>> begin Dataset entries

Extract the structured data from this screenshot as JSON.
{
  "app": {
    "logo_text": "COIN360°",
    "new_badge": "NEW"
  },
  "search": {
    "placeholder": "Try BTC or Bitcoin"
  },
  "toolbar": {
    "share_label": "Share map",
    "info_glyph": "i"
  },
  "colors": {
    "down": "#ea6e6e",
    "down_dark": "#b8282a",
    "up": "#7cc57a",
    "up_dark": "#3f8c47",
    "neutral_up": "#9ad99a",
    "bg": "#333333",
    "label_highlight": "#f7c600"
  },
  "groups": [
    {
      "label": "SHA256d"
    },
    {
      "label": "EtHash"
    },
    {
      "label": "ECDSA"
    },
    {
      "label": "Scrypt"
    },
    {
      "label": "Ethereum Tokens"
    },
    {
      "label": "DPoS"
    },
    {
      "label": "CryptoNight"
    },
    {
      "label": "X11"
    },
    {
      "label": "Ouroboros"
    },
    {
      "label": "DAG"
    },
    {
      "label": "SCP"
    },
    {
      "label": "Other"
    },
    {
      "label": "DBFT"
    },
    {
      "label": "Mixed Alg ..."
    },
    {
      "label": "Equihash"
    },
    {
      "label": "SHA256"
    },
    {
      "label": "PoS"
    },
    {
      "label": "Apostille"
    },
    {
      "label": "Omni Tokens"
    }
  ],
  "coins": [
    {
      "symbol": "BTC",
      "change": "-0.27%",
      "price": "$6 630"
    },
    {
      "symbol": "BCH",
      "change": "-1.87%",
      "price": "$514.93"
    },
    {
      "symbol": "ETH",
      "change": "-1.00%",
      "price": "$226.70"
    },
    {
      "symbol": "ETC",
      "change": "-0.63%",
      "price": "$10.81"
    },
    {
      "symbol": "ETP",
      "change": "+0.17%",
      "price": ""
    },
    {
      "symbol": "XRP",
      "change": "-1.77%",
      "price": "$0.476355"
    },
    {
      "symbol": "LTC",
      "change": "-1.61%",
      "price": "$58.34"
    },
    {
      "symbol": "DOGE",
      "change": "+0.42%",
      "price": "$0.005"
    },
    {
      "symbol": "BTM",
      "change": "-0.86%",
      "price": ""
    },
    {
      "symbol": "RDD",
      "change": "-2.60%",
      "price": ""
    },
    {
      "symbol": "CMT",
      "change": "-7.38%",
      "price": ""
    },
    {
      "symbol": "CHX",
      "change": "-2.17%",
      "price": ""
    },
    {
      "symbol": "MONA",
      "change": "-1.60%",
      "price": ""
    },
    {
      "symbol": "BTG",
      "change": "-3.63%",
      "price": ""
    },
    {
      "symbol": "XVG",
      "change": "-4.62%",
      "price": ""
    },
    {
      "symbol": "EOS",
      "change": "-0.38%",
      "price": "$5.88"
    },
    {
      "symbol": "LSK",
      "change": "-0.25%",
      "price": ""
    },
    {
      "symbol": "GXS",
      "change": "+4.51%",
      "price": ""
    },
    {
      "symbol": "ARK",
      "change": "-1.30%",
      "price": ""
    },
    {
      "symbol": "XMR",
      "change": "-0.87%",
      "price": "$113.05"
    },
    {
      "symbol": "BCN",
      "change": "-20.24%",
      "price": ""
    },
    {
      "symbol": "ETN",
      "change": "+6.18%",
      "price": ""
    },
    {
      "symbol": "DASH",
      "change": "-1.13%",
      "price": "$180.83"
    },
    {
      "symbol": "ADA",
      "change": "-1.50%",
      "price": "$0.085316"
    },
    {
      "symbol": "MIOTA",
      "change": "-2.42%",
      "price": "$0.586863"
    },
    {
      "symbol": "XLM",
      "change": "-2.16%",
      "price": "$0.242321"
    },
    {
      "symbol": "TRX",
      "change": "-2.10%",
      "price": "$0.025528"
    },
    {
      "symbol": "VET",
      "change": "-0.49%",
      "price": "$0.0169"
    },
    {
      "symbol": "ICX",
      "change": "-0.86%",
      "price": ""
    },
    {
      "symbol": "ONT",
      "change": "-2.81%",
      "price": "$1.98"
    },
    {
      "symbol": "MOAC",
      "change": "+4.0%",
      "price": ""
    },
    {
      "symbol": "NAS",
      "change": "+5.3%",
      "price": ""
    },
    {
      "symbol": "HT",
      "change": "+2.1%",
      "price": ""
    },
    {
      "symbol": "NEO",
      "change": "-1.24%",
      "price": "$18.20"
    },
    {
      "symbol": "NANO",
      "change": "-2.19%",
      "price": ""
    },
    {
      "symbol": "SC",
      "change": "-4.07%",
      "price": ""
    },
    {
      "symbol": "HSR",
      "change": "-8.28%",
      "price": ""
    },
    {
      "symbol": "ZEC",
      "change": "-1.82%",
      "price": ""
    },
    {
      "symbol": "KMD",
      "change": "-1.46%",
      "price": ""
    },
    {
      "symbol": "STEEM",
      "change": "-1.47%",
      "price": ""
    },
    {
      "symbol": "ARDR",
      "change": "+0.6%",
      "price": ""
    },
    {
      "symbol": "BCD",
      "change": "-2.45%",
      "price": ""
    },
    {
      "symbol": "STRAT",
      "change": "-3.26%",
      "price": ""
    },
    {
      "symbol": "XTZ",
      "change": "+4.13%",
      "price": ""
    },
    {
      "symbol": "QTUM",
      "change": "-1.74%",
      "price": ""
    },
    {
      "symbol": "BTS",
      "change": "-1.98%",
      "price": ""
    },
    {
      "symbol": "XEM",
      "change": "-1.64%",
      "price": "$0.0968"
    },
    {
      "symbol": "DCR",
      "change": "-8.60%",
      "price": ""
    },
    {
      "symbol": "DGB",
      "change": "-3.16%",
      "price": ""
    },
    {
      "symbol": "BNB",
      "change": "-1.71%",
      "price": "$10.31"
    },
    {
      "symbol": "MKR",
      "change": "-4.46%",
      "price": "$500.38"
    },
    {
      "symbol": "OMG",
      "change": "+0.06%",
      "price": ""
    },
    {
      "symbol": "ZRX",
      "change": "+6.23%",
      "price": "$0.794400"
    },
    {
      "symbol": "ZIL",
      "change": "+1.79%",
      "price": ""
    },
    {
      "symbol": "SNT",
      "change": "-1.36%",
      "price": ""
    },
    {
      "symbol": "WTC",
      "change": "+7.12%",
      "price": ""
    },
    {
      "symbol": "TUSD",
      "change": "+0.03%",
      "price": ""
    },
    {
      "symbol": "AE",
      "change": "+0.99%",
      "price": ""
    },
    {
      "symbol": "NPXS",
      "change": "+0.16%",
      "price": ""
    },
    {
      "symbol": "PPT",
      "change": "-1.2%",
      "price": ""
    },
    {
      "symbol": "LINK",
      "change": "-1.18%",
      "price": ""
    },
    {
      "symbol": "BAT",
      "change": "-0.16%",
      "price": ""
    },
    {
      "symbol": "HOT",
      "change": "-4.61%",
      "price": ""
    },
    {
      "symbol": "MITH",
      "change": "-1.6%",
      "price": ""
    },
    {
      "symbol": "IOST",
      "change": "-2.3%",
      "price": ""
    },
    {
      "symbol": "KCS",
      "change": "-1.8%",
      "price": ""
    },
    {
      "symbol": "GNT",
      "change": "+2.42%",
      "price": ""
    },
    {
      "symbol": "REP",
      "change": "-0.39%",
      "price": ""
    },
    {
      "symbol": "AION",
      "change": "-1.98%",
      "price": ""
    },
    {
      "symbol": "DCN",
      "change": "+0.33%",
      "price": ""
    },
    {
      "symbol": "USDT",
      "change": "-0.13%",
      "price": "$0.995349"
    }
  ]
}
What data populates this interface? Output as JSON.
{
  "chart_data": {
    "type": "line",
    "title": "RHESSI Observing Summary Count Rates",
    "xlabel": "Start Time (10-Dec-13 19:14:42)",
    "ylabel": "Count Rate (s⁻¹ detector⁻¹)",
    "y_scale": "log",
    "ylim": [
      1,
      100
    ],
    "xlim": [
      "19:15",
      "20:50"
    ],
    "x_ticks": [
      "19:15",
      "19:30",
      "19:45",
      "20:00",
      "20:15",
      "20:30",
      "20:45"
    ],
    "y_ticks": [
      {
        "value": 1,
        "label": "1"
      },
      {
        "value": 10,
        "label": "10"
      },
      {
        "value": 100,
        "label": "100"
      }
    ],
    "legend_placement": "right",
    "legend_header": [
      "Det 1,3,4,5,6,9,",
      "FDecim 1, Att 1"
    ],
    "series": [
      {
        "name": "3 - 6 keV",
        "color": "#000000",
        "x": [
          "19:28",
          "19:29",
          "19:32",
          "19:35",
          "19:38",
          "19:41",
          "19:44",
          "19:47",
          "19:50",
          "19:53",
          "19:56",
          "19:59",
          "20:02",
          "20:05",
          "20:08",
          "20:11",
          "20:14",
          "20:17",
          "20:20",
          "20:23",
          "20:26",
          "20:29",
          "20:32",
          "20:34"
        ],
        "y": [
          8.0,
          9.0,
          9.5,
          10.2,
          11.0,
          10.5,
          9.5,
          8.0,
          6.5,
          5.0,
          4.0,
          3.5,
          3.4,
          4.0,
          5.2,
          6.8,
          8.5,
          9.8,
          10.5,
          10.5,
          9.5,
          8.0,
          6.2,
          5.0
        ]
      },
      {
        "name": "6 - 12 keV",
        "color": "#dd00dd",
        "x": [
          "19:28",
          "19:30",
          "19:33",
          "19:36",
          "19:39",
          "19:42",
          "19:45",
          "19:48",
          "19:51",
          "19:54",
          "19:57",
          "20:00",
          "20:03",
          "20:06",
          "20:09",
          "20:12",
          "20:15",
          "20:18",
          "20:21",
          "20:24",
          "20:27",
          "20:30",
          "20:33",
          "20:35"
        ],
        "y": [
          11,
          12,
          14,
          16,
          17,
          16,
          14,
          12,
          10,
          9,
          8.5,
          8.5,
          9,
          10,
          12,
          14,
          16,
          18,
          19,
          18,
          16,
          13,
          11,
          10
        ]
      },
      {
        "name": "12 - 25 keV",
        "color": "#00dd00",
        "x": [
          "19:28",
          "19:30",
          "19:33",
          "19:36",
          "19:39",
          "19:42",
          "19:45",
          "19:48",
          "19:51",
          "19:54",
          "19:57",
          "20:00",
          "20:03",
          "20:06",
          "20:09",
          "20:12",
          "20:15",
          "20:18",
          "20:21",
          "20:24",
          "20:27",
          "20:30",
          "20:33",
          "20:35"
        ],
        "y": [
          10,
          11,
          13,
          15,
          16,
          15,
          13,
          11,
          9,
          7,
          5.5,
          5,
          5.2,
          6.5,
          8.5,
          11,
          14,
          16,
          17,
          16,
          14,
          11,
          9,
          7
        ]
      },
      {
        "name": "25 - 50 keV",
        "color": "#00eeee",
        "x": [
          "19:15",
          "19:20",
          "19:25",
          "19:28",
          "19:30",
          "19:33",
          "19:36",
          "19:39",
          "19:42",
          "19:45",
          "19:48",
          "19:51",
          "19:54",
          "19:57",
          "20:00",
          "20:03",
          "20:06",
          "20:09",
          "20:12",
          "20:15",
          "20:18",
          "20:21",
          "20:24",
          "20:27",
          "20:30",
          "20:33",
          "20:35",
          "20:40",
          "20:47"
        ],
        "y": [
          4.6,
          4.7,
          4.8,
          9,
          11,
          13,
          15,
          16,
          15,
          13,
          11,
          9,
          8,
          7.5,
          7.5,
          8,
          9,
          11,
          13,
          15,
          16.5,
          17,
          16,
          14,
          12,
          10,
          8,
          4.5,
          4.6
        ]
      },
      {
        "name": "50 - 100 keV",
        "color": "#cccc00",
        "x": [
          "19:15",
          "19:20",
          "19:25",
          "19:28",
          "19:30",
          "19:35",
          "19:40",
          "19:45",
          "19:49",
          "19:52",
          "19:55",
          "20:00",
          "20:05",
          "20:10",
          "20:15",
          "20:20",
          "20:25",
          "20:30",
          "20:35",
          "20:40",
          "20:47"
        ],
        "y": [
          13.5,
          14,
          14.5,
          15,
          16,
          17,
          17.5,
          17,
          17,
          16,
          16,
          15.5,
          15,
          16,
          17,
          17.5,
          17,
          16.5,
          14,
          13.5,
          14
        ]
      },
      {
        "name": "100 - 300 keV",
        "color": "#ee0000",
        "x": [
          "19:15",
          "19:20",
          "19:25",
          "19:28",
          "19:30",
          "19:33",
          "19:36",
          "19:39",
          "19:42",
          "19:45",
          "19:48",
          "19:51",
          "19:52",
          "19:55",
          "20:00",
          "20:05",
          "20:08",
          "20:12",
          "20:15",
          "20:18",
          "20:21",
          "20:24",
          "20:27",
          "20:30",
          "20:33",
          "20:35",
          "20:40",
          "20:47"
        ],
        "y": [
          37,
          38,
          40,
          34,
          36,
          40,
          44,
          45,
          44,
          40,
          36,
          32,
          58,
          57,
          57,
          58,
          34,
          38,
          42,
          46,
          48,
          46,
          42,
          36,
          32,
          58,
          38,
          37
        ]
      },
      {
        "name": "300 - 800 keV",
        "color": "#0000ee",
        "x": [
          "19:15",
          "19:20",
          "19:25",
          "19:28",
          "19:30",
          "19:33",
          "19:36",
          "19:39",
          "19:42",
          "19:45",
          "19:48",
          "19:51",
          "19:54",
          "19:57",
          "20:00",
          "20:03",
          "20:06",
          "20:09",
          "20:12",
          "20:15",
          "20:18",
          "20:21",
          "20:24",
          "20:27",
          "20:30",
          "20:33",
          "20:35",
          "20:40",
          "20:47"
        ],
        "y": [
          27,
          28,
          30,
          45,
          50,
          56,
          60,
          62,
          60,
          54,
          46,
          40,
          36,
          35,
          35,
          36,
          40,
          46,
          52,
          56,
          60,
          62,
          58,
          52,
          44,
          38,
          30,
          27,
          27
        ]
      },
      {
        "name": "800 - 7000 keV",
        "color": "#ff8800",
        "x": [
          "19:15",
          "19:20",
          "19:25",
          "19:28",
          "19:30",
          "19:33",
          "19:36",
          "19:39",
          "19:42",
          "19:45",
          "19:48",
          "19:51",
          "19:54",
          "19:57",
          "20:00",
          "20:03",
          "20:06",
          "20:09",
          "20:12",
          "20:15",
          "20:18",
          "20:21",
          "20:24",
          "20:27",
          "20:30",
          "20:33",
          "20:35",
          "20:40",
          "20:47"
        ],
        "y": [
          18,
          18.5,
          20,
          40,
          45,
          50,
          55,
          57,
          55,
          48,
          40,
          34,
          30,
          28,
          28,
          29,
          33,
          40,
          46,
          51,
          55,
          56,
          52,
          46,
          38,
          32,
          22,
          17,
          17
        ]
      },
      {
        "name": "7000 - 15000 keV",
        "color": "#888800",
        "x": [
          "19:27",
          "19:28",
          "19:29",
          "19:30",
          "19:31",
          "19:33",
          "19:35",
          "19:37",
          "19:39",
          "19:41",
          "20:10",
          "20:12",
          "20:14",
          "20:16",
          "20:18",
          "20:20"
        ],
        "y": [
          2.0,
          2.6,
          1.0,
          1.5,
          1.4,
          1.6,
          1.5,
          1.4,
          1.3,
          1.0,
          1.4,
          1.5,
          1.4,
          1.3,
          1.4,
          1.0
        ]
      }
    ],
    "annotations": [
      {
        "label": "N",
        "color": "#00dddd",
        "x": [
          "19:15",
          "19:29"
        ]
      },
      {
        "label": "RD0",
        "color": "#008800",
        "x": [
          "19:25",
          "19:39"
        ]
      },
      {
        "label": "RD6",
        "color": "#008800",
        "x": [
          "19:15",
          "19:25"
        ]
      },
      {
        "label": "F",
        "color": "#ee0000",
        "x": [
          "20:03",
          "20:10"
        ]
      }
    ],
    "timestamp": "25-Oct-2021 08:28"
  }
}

>> end Dataset entries

= Task objective =
Copy out every line where the word "name" occurs.

= Solution to this problem =
        "name": "3 - 6 keV",
        "name": "6 - 12 keV",
        "name": "12 - 25 keV",
        "name": "25 - 50 keV",
        "name": "50 - 100 keV",
        "name": "100 - 300 keV",
        "name": "300 - 800 keV",
        "name": "800 - 7000 keV",
        "name": "7000 - 15000 keV",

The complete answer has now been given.